* **EXTRACTED MATERIAL**:

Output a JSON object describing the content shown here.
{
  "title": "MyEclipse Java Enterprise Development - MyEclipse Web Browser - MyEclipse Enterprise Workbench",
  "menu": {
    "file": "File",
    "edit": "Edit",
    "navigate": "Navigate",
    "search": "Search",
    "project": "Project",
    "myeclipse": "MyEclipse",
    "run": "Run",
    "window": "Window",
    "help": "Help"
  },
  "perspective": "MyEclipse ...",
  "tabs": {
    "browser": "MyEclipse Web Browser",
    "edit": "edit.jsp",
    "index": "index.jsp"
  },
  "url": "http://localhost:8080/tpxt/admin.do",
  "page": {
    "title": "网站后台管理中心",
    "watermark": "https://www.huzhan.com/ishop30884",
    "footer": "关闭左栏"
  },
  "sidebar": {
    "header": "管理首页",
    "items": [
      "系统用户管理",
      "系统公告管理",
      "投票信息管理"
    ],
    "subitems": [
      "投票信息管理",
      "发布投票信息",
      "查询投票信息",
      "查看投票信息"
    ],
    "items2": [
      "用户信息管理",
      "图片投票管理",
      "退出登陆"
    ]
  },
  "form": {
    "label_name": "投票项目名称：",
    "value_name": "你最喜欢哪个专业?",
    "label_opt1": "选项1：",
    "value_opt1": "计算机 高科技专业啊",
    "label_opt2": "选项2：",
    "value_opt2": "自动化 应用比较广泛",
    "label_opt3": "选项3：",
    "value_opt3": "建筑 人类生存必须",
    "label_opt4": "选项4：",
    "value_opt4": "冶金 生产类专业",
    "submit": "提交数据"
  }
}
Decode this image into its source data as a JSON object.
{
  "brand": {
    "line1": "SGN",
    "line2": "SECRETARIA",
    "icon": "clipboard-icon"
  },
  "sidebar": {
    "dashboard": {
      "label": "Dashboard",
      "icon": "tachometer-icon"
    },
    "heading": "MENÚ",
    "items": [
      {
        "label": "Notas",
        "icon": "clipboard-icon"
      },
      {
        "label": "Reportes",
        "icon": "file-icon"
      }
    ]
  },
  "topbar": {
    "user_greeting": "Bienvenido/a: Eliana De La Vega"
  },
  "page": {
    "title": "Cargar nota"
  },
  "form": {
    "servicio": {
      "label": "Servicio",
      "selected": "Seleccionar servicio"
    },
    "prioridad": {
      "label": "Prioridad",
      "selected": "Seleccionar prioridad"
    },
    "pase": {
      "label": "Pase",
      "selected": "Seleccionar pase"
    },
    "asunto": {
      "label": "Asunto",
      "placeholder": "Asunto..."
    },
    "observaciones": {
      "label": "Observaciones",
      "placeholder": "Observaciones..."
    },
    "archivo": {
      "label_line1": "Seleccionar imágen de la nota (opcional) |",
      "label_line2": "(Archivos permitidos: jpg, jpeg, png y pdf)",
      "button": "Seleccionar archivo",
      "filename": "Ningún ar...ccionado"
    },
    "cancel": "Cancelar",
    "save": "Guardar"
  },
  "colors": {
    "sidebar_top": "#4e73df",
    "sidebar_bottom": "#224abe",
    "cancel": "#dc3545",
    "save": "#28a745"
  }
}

* **WHAT YOU SHOULD DO**:
Reproduce the records in full, exactly as written.

* **WRITTEN ANSWER**:
Output a JSON object describing the content shown here.
{
  "title": "MyEclipse Java Enterprise Development - MyEclipse Web Browser - MyEclipse Enterprise Workbench",
  "menu": {
    "file": "File",
    "edit": "Edit",
    "navigate": "Navigate",
    "search": "Search",
    "project": "Project",
    "myeclipse": "MyEclipse",
    "run": "Run",
    "window": "Window",
    "help": "Help"
  },
  "perspective": "MyEclipse ...",
  "tabs": {
    "browser": "MyEclipse Web Browser",
    "edit": "edit.jsp",
    "index": "index.jsp"
  },
  "url": "http://localhost:8080/tpxt/admin.do",
  "page": {
    "title": "网站后台管理中心",
    "watermark": "https://www.huzhan.com/ishop30884",
    "footer": "关闭左栏"
  },
  "sidebar": {
    "header": "管理首页",
    "items": [
      "系统用户管理",
      "系统公告管理",
      "投票信息管理"
    ],
    "subitems": [
      "投票信息管理",
      "发布投票信息",
      "查询投票信息",
      "查看投票信息"
    ],
    "items2": [
      "用户信息管理",
      "图片投票管理",
      "退出登陆"
    ]
  },
  "form": {
    "label_name": "投票项目名称：",
    "value_name": "你最喜欢哪个专业?",
    "label_opt1": "选项1：",
    "value_opt1": "计算机 高科技专业啊",
    "label_opt2": "选项2：",
    "value_opt2": "自动化 应用比较广泛",
    "label_opt3": "选项3：",
    "value_opt3": "建筑 人类生存必须",
    "label_opt4": "选项4：",
    "value_opt4": "冶金 生产类专业",
    "submit": "提交数据"
  }
}
Decode this image into its source data as a JSON object.
{
  "brand": {
    "line1": "SGN",
    "line2": "SECRETARIA",
    "icon": "clipboard-icon"
  },
  "sidebar": {
    "dashboard": {
      "label": "Dashboard",
      "icon": "tachometer-icon"
    },
    "heading": "MENÚ",
    "items": [
      {
        "label": "Notas",
        "icon": "clipboard-icon"
      },
      {
        "label": "Reportes",
        "icon": "file-icon"
      }
    ]
  },
  "topbar": {
    "user_greeting": "Bienvenido/a: Eliana De La Vega"
  },
  "page": {
    "title": "Cargar nota"
  },
  "form": {
    "servicio": {
      "label": "Servicio",
      "selected": "Seleccionar servicio"
    },
    "prioridad": {
      "label": "Prioridad",
      "selected": "Seleccionar prioridad"
    },
    "pase": {
      "label": "Pase",
      "selected": "Seleccionar pase"
    },
    "asunto": {
      "label": "Asunto",
      "placeholder": "Asunto..."
    },
    "observaciones": {
      "label": "Observaciones",
      "placeholder": "Observaciones..."
    },
    "archivo": {
      "label_line1": "Seleccionar imágen de la nota (opcional) |",
      "label_line2": "(Archivos permitidos: jpg, jpeg, png y pdf)",
      "button": "Seleccionar archivo",
      "filename": "Ningún ar...ccionado"
    },
    "cancel": "Cancelar",
    "save": "Guardar"
  },
  "colors": {
    "sidebar_top": "#4e73df",
    "sidebar_bottom": "#224abe",
    "cancel": "#dc3545",
    "save": "#28a745"
  }
}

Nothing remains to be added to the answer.